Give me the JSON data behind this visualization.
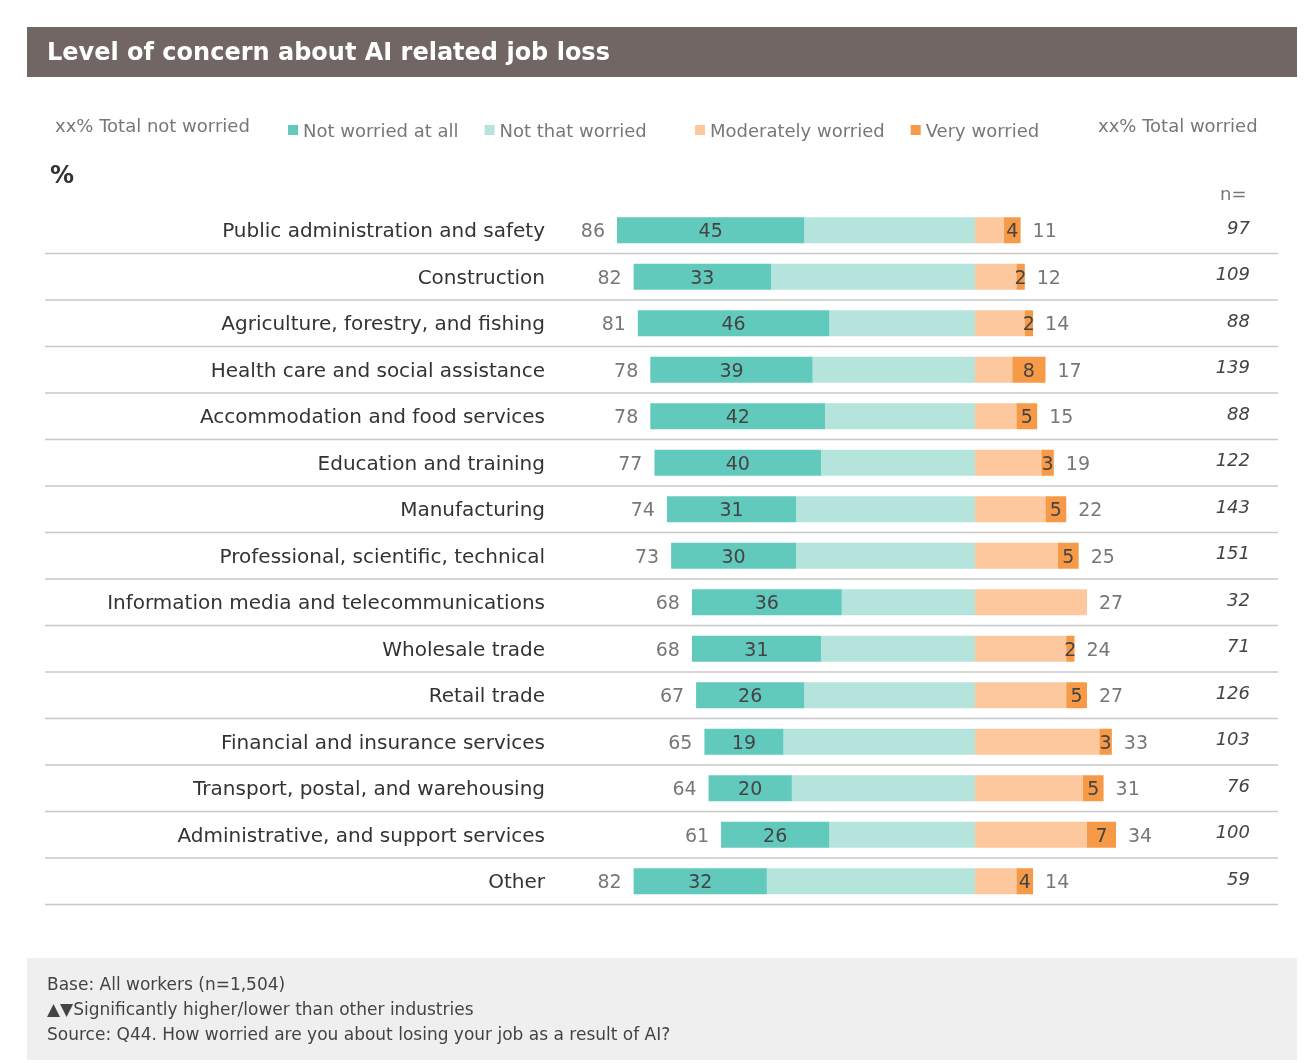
{
  "chart_data": [
    {
      "type": "bar",
      "orientation": "horizontal",
      "stacked": true,
      "title": "Level of concern about AI related job loss",
      "categories": [
        "Public administration and safety",
        "Construction",
        "Agriculture, forestry, and fishing",
        "Health care and social assistance",
        "Accommodation and food services",
        "Education and training",
        "Manufacturing",
        "Professional, scientific, technical",
        "Information media and telecommunications",
        "Wholesale trade",
        "Retail trade",
        "Financial and insurance services",
        "Transport, postal, and warehousing",
        "Administrative, and support services",
        "Other"
      ],
      "series": [
        {
          "name": "Not that worried",
          "color": "#b5e4dd",
          "values": [
            41,
            49,
            35,
            39,
            36,
            37,
            43,
            43,
            32,
            37,
            41,
            46,
            44,
            35,
            50
          ]
        },
        {
          "name": "Not worried at all",
          "color": "#62c9bd",
          "values": [
            45,
            33,
            46,
            39,
            42,
            40,
            31,
            30,
            36,
            31,
            26,
            19,
            20,
            26,
            32
          ],
          "value_labels": [
            "45",
            "33",
            "46",
            "39",
            "42",
            "40",
            "31",
            "30",
            "36",
            "31",
            "26",
            "19",
            "20",
            "26",
            "32"
          ]
        }
      ],
      "totals": [
        "86",
        "82",
        "81",
        "78",
        "78",
        "77",
        "74",
        "73",
        "68",
        "68",
        "67",
        "65",
        "64",
        "61",
        "82"
      ],
      "tick_labels": "y",
      "grid": "y",
      "legend": "top",
      "annotations": [
        "xx% Total not worried",
        "%",
        "Base: All workers (n=1,504)",
        "▲▼Significantly higher/lower than other industries",
        "Source: Q44. How worried are you about losing your job as a result of AI?"
      ]
    },
    {
      "type": "bar",
      "orientation": "horizontal",
      "stacked": true,
      "categories": [
        null,
        null,
        null,
        null,
        null,
        null,
        null,
        null,
        null,
        null,
        null,
        null,
        null,
        null,
        null
      ],
      "series": [
        {
          "name": "Moderately worried",
          "color": "#fdc89d",
          "values": [
            7,
            10,
            12,
            9,
            10,
            16,
            17,
            20,
            27,
            22,
            22,
            30,
            26,
            27,
            10
          ]
        },
        {
          "name": "Very worried",
          "color": "#f79a48",
          "values": [
            4,
            2,
            2,
            8,
            5,
            3,
            5,
            5,
            null,
            2,
            5,
            3,
            5,
            7,
            4
          ],
          "value_labels": [
            "4",
            "2",
            "2",
            "8",
            "5",
            "3",
            "5",
            "5",
            null,
            "2",
            "5",
            "3",
            "5",
            "7",
            "4"
          ]
        }
      ],
      "totals": [
        "11",
        "12",
        "14",
        "17",
        "15",
        "19",
        "22",
        "25",
        "27",
        "24",
        "27",
        "33",
        "31",
        "34",
        "14"
      ],
      "tick_labels": false,
      "grid": "y",
      "legend": "top",
      "annotations": [
        "xx% Total worried",
        "n=",
        "97",
        "109",
        "88",
        "139",
        "88",
        "122",
        "143",
        "151",
        "32",
        "71",
        "126",
        "103",
        "76",
        "100",
        "59"
      ]
    }
  ]
}
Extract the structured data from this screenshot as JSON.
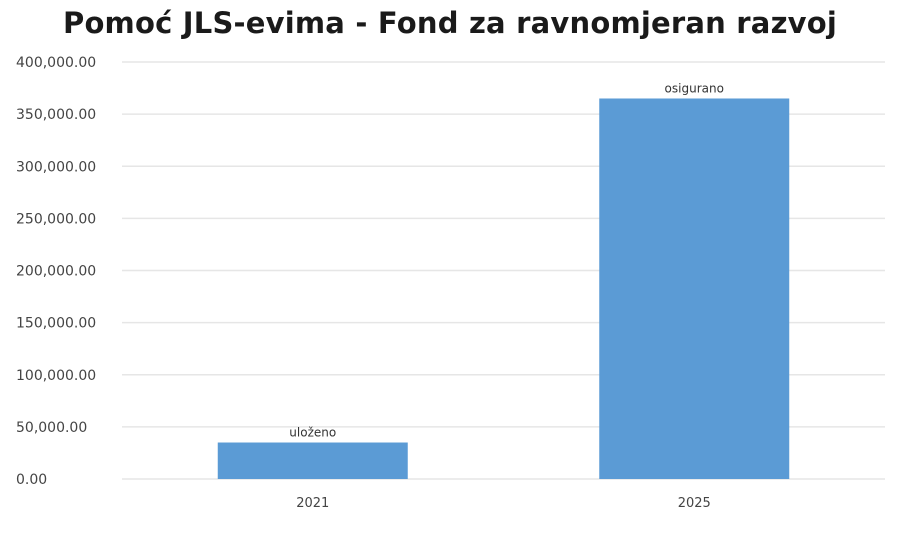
{
  "chart_data": {
    "type": "bar",
    "title": "Pomoć JLS-evima - Fond za ravnomjeran razvoj",
    "categories": [
      "2021",
      "2025"
    ],
    "values": [
      35000,
      365000
    ],
    "data_labels": [
      "uloženo",
      "osigurano"
    ],
    "ylim": [
      0,
      400000
    ],
    "yticks": [
      0,
      50000,
      100000,
      150000,
      200000,
      250000,
      300000,
      350000,
      400000
    ],
    "ytick_labels": [
      "0.00",
      "50,000.00",
      "100,000.00",
      "150,000.00",
      "200,000.00",
      "250,000.00",
      "300,000.00",
      "350,000.00",
      "400,000.00"
    ],
    "grid": true,
    "bar_color": "#5b9bd5",
    "grid_color": "#e6e6e6"
  }
}
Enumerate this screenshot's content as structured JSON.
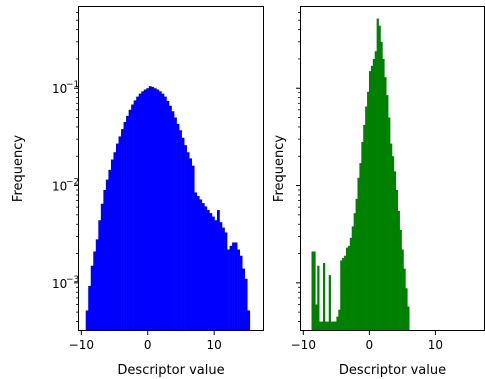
{
  "chart_data": [
    {
      "type": "bar",
      "subtype": "histogram",
      "xlabel": "Descriptor value",
      "ylabel": "Frequency",
      "yscale": "log",
      "xlim": [
        -10.5,
        17.5
      ],
      "ylim": [
        0.00032,
        0.7
      ],
      "xticks": [
        -10,
        0,
        10
      ],
      "xtick_labels": [
        "−10",
        "0",
        "10"
      ],
      "yticks": [
        0.001,
        0.01,
        0.1
      ],
      "ytick_labels": [
        "10",
        "10",
        "10"
      ],
      "ytick_exponents": [
        "−3",
        "−2",
        "−1"
      ],
      "color": "#0000ff",
      "bin_edges": [
        -9.34,
        -8.96,
        -8.58,
        -8.2,
        -7.82,
        -7.44,
        -7.06,
        -6.68,
        -6.3,
        -5.92,
        -5.54,
        -5.16,
        -4.78,
        -4.4,
        -4.02,
        -3.64,
        -3.26,
        -2.88,
        -2.5,
        -2.12,
        -1.74,
        -1.36,
        -0.98,
        -0.6,
        -0.22,
        0.16,
        0.54,
        0.92,
        1.3,
        1.68,
        2.06,
        2.44,
        2.82,
        3.2,
        3.58,
        3.96,
        4.34,
        4.72,
        5.1,
        5.48,
        5.86,
        6.24,
        6.62,
        7.0,
        7.38,
        7.76,
        8.14,
        8.52,
        8.9,
        9.28,
        9.66,
        10.04,
        10.42,
        10.8,
        11.18,
        11.56,
        11.94,
        12.32,
        12.7,
        13.08,
        13.46,
        13.84,
        14.22,
        14.6,
        14.98,
        15.36
      ],
      "counts": [
        0.00052,
        0.00093,
        0.0015,
        0.0021,
        0.0028,
        0.0044,
        0.0065,
        0.009,
        0.0115,
        0.0145,
        0.0185,
        0.022,
        0.027,
        0.032,
        0.038,
        0.045,
        0.052,
        0.06,
        0.068,
        0.075,
        0.082,
        0.088,
        0.093,
        0.097,
        0.1,
        0.105,
        0.103,
        0.1,
        0.097,
        0.093,
        0.088,
        0.082,
        0.074,
        0.066,
        0.058,
        0.05,
        0.043,
        0.037,
        0.031,
        0.026,
        0.022,
        0.019,
        0.016,
        0.0085,
        0.0078,
        0.0072,
        0.0066,
        0.0061,
        0.0056,
        0.0052,
        0.0048,
        0.0044,
        0.0056,
        0.0042,
        0.0037,
        0.0033,
        0.0022,
        0.0024,
        0.0026,
        0.0026,
        0.0022,
        0.0019,
        0.0014,
        0.0011,
        0.00052
      ]
    },
    {
      "type": "bar",
      "subtype": "histogram",
      "xlabel": "Descriptor value",
      "ylabel": "Frequency",
      "yscale": "log",
      "xlim": [
        -10.5,
        17.5
      ],
      "ylim": [
        0.00032,
        0.7
      ],
      "xticks": [
        -10,
        0,
        10
      ],
      "xtick_labels": [
        "−10",
        "0",
        "10"
      ],
      "color": "#008000",
      "bin_edges": [
        -8.76,
        -8.47,
        -8.18,
        -7.89,
        -7.6,
        -7.31,
        -7.02,
        -6.73,
        -6.44,
        -6.15,
        -5.86,
        -5.57,
        -5.28,
        -4.99,
        -4.7,
        -4.41,
        -4.12,
        -3.83,
        -3.54,
        -3.25,
        -2.96,
        -2.67,
        -2.38,
        -2.09,
        -1.8,
        -1.51,
        -1.22,
        -0.93,
        -0.64,
        -0.35,
        -0.06,
        0.23,
        0.52,
        0.81,
        1.1,
        1.39,
        1.68,
        1.97,
        2.26,
        2.55,
        2.84,
        3.13,
        3.42,
        3.71,
        4.0,
        4.29,
        4.58,
        4.87,
        5.16,
        5.45,
        5.74,
        6.03
      ],
      "counts": [
        0.0021,
        0.0021,
        0.0006,
        0.0015,
        0.0004,
        0.0004,
        0.0016,
        0.0004,
        0.0004,
        0.0012,
        0.0004,
        0.0004,
        0.0004,
        0.00045,
        0.00053,
        0.0017,
        0.0018,
        0.0019,
        0.0023,
        0.0024,
        0.0029,
        0.0038,
        0.0052,
        0.0073,
        0.012,
        0.017,
        0.028,
        0.042,
        0.065,
        0.092,
        0.15,
        0.17,
        0.2,
        0.24,
        0.52,
        0.44,
        0.3,
        0.2,
        0.13,
        0.085,
        0.05,
        0.027,
        0.02,
        0.014,
        0.009,
        0.0055,
        0.0035,
        0.0022,
        0.0014,
        0.00088,
        0.00057
      ]
    }
  ]
}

GOAL:
Filter out every line that lacks the word "this", and copy the rest.

FULL SOLUTION:
Give me the JSON data behind this visualization.
Extract the structured data from this screenshot as JSON.
Enumerate this screenshot's content as structured JSON.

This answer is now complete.